**Data provided**
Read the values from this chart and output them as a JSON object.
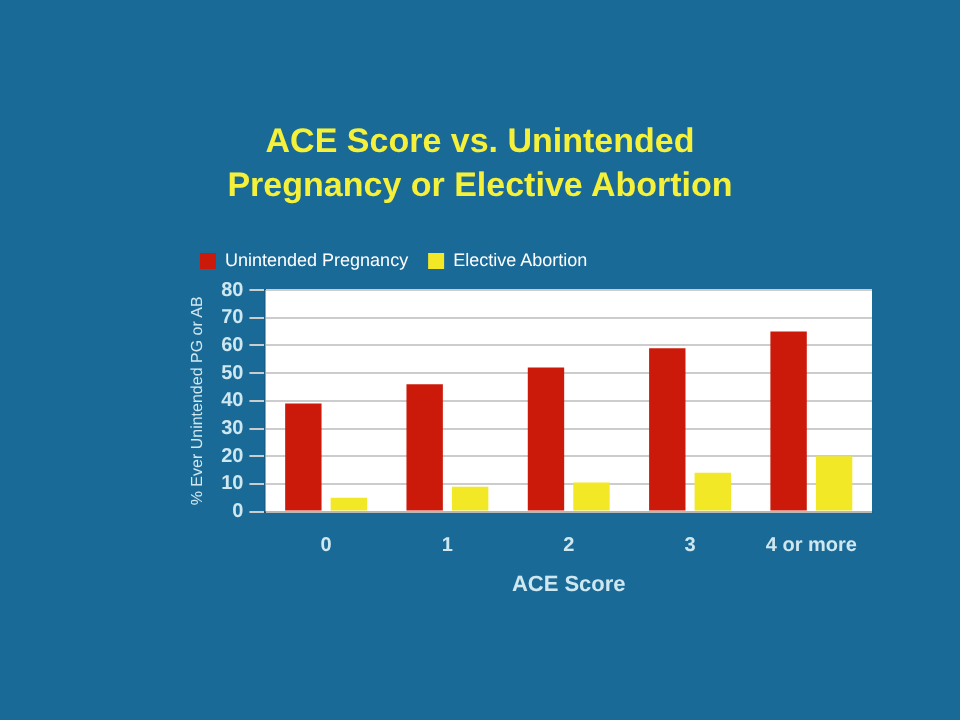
{
  "chart_data": {
    "type": "bar",
    "title": "ACE Score vs. Unintended Pregnancy or Elective Abortion",
    "xlabel": "ACE Score",
    "ylabel": "% Ever Unintended PG or AB",
    "categories": [
      "0",
      "1",
      "2",
      "3",
      "4 or more"
    ],
    "series": [
      {
        "name": "Unintended Pregnancy",
        "color": "#cc1a0a",
        "values": [
          39,
          46,
          52,
          59,
          65
        ]
      },
      {
        "name": "Elective Abortion",
        "color": "#f2e825",
        "values": [
          5,
          9,
          10.5,
          14,
          20
        ]
      }
    ],
    "ylim": [
      0,
      80
    ],
    "yticks": [
      0,
      10,
      20,
      30,
      40,
      50,
      60,
      70,
      80
    ],
    "grid": "y",
    "legend": "top left"
  }
}
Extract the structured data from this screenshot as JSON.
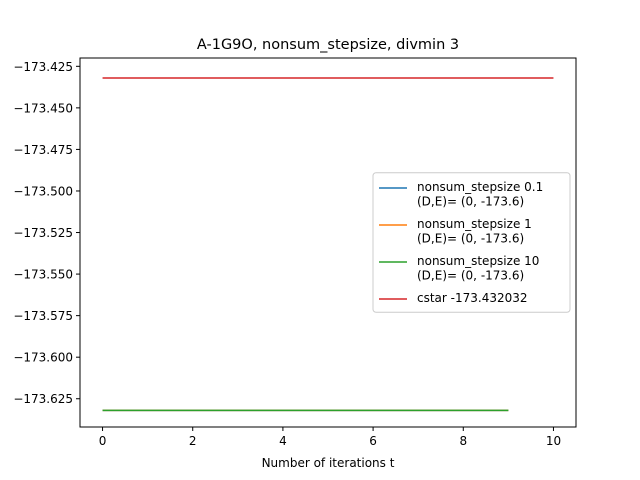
{
  "chart_data": {
    "type": "line",
    "title": "A-1G9O, nonsum_stepsize, divmin 3",
    "xlabel": "Number of iterations t",
    "ylabel": "",
    "xlim": [
      -0.5,
      10.5
    ],
    "ylim": [
      -173.642,
      -173.42
    ],
    "x_ticks": [
      0,
      2,
      4,
      6,
      8,
      10
    ],
    "x_tick_labels": [
      "0",
      "2",
      "4",
      "6",
      "8",
      "10"
    ],
    "y_ticks": [
      -173.425,
      -173.45,
      -173.475,
      -173.5,
      -173.525,
      -173.55,
      -173.575,
      -173.6,
      -173.625
    ],
    "y_tick_labels": [
      "−173.425",
      "−173.450",
      "−173.475",
      "−173.500",
      "−173.525",
      "−173.550",
      "−173.575",
      "−173.600",
      "−173.625"
    ],
    "grid": false,
    "legend_position": "center-right",
    "series": [
      {
        "name": "nonsum_stepsize 0.1\n(D,E)= (0, -173.6)",
        "color": "#1f77b4",
        "x": [
          0,
          1,
          2,
          3,
          4,
          5,
          6,
          7,
          8,
          9
        ],
        "y": [
          -173.632,
          -173.632,
          -173.632,
          -173.632,
          -173.632,
          -173.632,
          -173.632,
          -173.632,
          -173.632,
          -173.632
        ]
      },
      {
        "name": "nonsum_stepsize 1\n(D,E)= (0, -173.6)",
        "color": "#ff7f0e",
        "x": [
          0,
          1,
          2,
          3,
          4,
          5,
          6,
          7,
          8,
          9
        ],
        "y": [
          -173.632,
          -173.632,
          -173.632,
          -173.632,
          -173.632,
          -173.632,
          -173.632,
          -173.632,
          -173.632,
          -173.632
        ]
      },
      {
        "name": "nonsum_stepsize 10\n(D,E)= (0, -173.6)",
        "color": "#2ca02c",
        "x": [
          0,
          1,
          2,
          3,
          4,
          5,
          6,
          7,
          8,
          9
        ],
        "y": [
          -173.632,
          -173.632,
          -173.632,
          -173.632,
          -173.632,
          -173.632,
          -173.632,
          -173.632,
          -173.632,
          -173.632
        ]
      },
      {
        "name": "cstar -173.432032",
        "color": "#d62728",
        "x": [
          0,
          10
        ],
        "y": [
          -173.432032,
          -173.432032
        ]
      }
    ]
  }
}
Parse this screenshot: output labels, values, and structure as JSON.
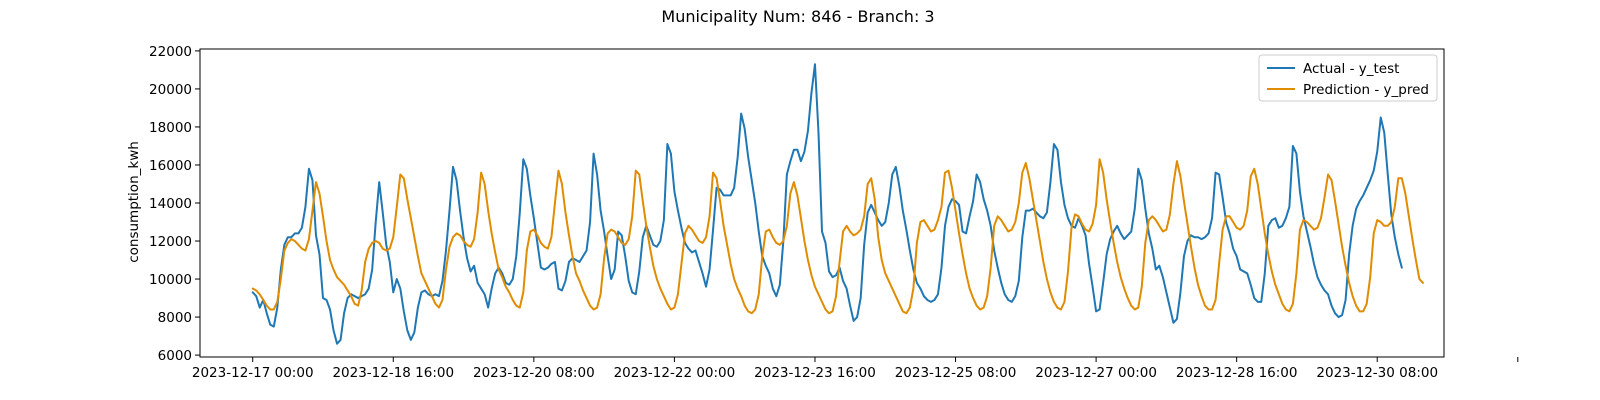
{
  "chart_data": {
    "type": "line",
    "title": "Municipality Num: 846 - Branch: 3",
    "xlabel": "",
    "ylabel": "consumption_kwh",
    "x_start": "2023-12-17 00:00",
    "x_step_hours": 1,
    "x_ticks": [
      "2023-12-17 00:00",
      "2023-12-18 16:00",
      "2023-12-20 08:00",
      "2023-12-22 00:00",
      "2023-12-23 16:00",
      "2023-12-25 08:00",
      "2023-12-27 00:00",
      "2023-12-28 16:00",
      "2023-12-30 08:00",
      ""
    ],
    "y_ticks": [
      6000,
      8000,
      10000,
      12000,
      14000,
      16000,
      18000,
      20000,
      22000
    ],
    "xlim_hours": [
      -15,
      339
    ],
    "ylim": [
      5900,
      22100
    ],
    "grid": false,
    "legend_position": "top-right",
    "series": [
      {
        "name": "Actual - y_test",
        "color": "#1f77b4",
        "values": [
          9300,
          9100,
          8500,
          8900,
          8200,
          7600,
          7500,
          8500,
          10500,
          11800,
          12200,
          12200,
          12400,
          12400,
          12700,
          13800,
          15800,
          15200,
          12300,
          11300,
          9000,
          8900,
          8400,
          7300,
          6600,
          6800,
          8200,
          9000,
          9200,
          9100,
          9000,
          9100,
          9200,
          9500,
          10500,
          13000,
          15100,
          13500,
          11800,
          10900,
          9300,
          10000,
          9500,
          8300,
          7300,
          6800,
          7200,
          8500,
          9300,
          9400,
          9200,
          9100,
          9200,
          9100,
          9900,
          11500,
          13600,
          15900,
          15200,
          13600,
          12200,
          11100,
          10400,
          10700,
          9800,
          9500,
          9200,
          8500,
          9500,
          10300,
          10600,
          10300,
          9800,
          9700,
          10000,
          11200,
          13500,
          16300,
          15800,
          14400,
          13200,
          11900,
          10600,
          10500,
          10600,
          10800,
          10900,
          9500,
          9400,
          9900,
          10900,
          11100,
          11000,
          10900,
          11200,
          11500,
          13000,
          16600,
          15500,
          13600,
          12500,
          11200,
          10000,
          10500,
          12500,
          12300,
          11200,
          9900,
          9300,
          9200,
          10400,
          12200,
          12800,
          12300,
          11800,
          11700,
          12000,
          13100,
          17100,
          16600,
          14600,
          13600,
          12700,
          11900,
          11600,
          11400,
          11500,
          10900,
          10300,
          9600,
          10500,
          12600,
          14800,
          14700,
          14400,
          14400,
          14400,
          14800,
          16400,
          18700,
          17900,
          16400,
          15200,
          14000,
          12500,
          11200,
          10700,
          10300,
          9500,
          9100,
          9700,
          12000,
          15500,
          16200,
          16800,
          16800,
          16200,
          16700,
          17800,
          19800,
          21300,
          17700,
          12500,
          11900,
          10400,
          10100,
          10200,
          10600,
          9900,
          9500,
          8600,
          7800,
          8000,
          9000,
          11800,
          13500,
          13900,
          13500,
          13100,
          12800,
          13000,
          14000,
          15500,
          15900,
          14900,
          13600,
          12600,
          11500,
          10500,
          9800,
          9500,
          9100,
          8900,
          8800,
          8900,
          9200,
          10600,
          12800,
          13800,
          14200,
          14100,
          13900,
          12500,
          12400,
          13300,
          14100,
          15500,
          15100,
          14200,
          13600,
          12800,
          11500,
          10600,
          9800,
          9200,
          8900,
          8800,
          9100,
          9900,
          12200,
          13600,
          13600,
          13700,
          13500,
          13300,
          13200,
          13500,
          15100,
          17100,
          16800,
          15100,
          13900,
          13200,
          12800,
          12700,
          13200,
          12800,
          12300,
          10800,
          9600,
          8300,
          8400,
          9800,
          11300,
          12100,
          12500,
          12800,
          12400,
          12100,
          12300,
          12500,
          13700,
          15800,
          15200,
          13700,
          12400,
          11600,
          10500,
          10700,
          10100,
          9300,
          8500,
          7700,
          7900,
          9300,
          11200,
          12000,
          12300,
          12200,
          12200,
          12100,
          12200,
          12400,
          13200,
          15600,
          15500,
          14300,
          13000,
          12400,
          11600,
          11200,
          10500,
          10400,
          10300,
          9700,
          9000,
          8800,
          8800,
          10300,
          12800,
          13100,
          13200,
          12700,
          12800,
          13200,
          13800,
          17000,
          16600,
          14600,
          13300,
          12500,
          11700,
          10800,
          10100,
          9700,
          9400,
          9200,
          8600,
          8200,
          8000,
          8100,
          8900,
          11300,
          12800,
          13700,
          14100,
          14400,
          14800,
          15200,
          15700,
          16700,
          18500,
          17700,
          15500,
          13400,
          12200,
          11300,
          10600
        ]
      },
      {
        "name": "Prediction - y_pred",
        "color": "#e08c00",
        "values": [
          9500,
          9400,
          9200,
          8900,
          8600,
          8400,
          8400,
          8800,
          10000,
          11500,
          11900,
          12100,
          12000,
          11800,
          11600,
          11500,
          12100,
          13600,
          15100,
          14500,
          13300,
          12000,
          11000,
          10500,
          10100,
          9900,
          9700,
          9400,
          9100,
          8700,
          8600,
          9400,
          10900,
          11600,
          11900,
          12000,
          11900,
          11600,
          11500,
          11600,
          12200,
          13800,
          15500,
          15300,
          14200,
          13200,
          12200,
          11200,
          10300,
          9900,
          9500,
          9100,
          8700,
          8500,
          8900,
          10500,
          11700,
          12200,
          12400,
          12300,
          12000,
          11800,
          11700,
          12100,
          13500,
          15600,
          15000,
          13600,
          12400,
          11400,
          10500,
          10100,
          9600,
          9300,
          8900,
          8600,
          8500,
          9300,
          11500,
          12500,
          12600,
          12300,
          11900,
          11700,
          11600,
          12200,
          14000,
          15700,
          15000,
          13500,
          12300,
          11200,
          10300,
          9900,
          9400,
          9000,
          8600,
          8400,
          8500,
          9200,
          11100,
          12400,
          12600,
          12500,
          12200,
          11900,
          11800,
          12100,
          13300,
          15700,
          15500,
          14100,
          12800,
          11700,
          10700,
          10000,
          9500,
          9100,
          8700,
          8400,
          8500,
          9200,
          10800,
          12400,
          12800,
          12600,
          12300,
          12000,
          11900,
          12200,
          13300,
          15600,
          15300,
          14100,
          12800,
          11800,
          10800,
          10000,
          9500,
          9100,
          8600,
          8300,
          8200,
          8400,
          9200,
          11200,
          12500,
          12600,
          12200,
          11900,
          11800,
          12000,
          12800,
          14500,
          15100,
          14400,
          13200,
          12000,
          11000,
          10200,
          9600,
          9200,
          8800,
          8400,
          8200,
          8300,
          9100,
          10900,
          12500,
          12800,
          12500,
          12300,
          12400,
          12600,
          13300,
          15000,
          15300,
          14200,
          12200,
          11000,
          10300,
          9900,
          9500,
          9100,
          8700,
          8300,
          8200,
          8500,
          9500,
          11900,
          13000,
          13100,
          12800,
          12500,
          12600,
          13100,
          13800,
          15600,
          15700,
          14800,
          13600,
          12400,
          11300,
          10300,
          9500,
          9000,
          8600,
          8400,
          8500,
          9100,
          10600,
          12800,
          13300,
          13100,
          12800,
          12500,
          12600,
          13000,
          14000,
          15600,
          16100,
          15300,
          14200,
          13100,
          12000,
          10900,
          10000,
          9300,
          8800,
          8500,
          8400,
          8800,
          10400,
          12700,
          13400,
          13300,
          12900,
          12600,
          12500,
          12900,
          13900,
          16300,
          15600,
          14200,
          13000,
          11900,
          10900,
          10100,
          9500,
          9000,
          8600,
          8400,
          8500,
          9600,
          11900,
          13100,
          13300,
          13100,
          12800,
          12500,
          12600,
          13400,
          15000,
          16200,
          15400,
          14100,
          12900,
          11700,
          10600,
          9700,
          9100,
          8600,
          8400,
          8400,
          8900,
          10800,
          12600,
          13300,
          13300,
          13000,
          12700,
          12600,
          12800,
          13600,
          15400,
          15800,
          15000,
          13700,
          12400,
          11300,
          10400,
          9700,
          9200,
          8700,
          8400,
          8300,
          8700,
          10300,
          12600,
          13100,
          13000,
          12800,
          12600,
          12700,
          13200,
          14300,
          15500,
          15200,
          14100,
          12900,
          11700,
          10700,
          9800,
          9100,
          8600,
          8300,
          8300,
          8700,
          10100,
          12400,
          13100,
          13000,
          12800,
          12800,
          13000,
          13800,
          15300,
          15300,
          14500,
          13300,
          12100,
          11000,
          10000,
          9800
        ]
      }
    ]
  }
}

**Challenge**
Give the number of lines containing the word "JSON". No other answer is needed.

**Result**
3